* Data rows
▶

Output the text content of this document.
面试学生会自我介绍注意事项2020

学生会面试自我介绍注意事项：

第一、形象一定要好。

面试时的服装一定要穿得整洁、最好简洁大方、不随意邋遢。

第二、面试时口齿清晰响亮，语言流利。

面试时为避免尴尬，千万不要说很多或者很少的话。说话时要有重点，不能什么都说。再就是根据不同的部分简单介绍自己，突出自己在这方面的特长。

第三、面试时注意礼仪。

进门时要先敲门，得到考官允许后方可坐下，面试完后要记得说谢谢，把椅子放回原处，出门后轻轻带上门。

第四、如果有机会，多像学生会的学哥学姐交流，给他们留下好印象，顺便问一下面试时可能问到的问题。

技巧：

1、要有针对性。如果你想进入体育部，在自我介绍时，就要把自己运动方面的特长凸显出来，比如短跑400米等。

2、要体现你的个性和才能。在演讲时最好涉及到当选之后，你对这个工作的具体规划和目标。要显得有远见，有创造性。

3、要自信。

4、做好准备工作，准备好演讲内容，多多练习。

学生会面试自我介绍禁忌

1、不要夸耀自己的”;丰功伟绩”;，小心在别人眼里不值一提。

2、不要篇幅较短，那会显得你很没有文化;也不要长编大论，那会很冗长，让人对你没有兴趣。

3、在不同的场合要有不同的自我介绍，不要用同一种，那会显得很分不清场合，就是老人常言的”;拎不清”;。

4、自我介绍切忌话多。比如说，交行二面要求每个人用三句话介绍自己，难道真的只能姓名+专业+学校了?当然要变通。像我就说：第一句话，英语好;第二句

◀

* Short task
Give the material above again, word for word.

* Completed exercise
Output the text content of this document.
面试学生会自我介绍注意事项2020

学生会面试自我介绍注意事项：

第一、形象一定要好。

面试时的服装一定要穿得整洁、最好简洁大方、不随意邋遢。

第二、面试时口齿清晰响亮，语言流利。

面试时为避免尴尬，千万不要说很多或者很少的话。说话时要有重点，不能什么都说。再就是根据不同的部分简单介绍自己，突出自己在这方面的特长。

第三、面试时注意礼仪。

进门时要先敲门，得到考官允许后方可坐下，面试完后要记得说谢谢，把椅子放回原处，出门后轻轻带上门。

第四、如果有机会，多像学生会的学哥学姐交流，给他们留下好印象，顺便问一下面试时可能问到的问题。

技巧：

1、要有针对性。如果你想进入体育部，在自我介绍时，就要把自己运动方面的特长凸显出来，比如短跑400米等。

2、要体现你的个性和才能。在演讲时最好涉及到当选之后，你对这个工作的具体规划和目标。要显得有远见，有创造性。

3、要自信。

4、做好准备工作，准备好演讲内容，多多练习。

学生会面试自我介绍禁忌

1、不要夸耀自己的”;丰功伟绩”;，小心在别人眼里不值一提。

2、不要篇幅较短，那会显得你很没有文化;也不要长编大论，那会很冗长，让人对你没有兴趣。

3、在不同的场合要有不同的自我介绍，不要用同一种，那会显得很分不清场合，就是老人常言的”;拎不清”;。

4、自我介绍切忌话多。比如说，交行二面要求每个人用三句话介绍自己，难道真的只能姓名+专业+学校了?当然要变通。像我就说：第一句话，英语好;第二句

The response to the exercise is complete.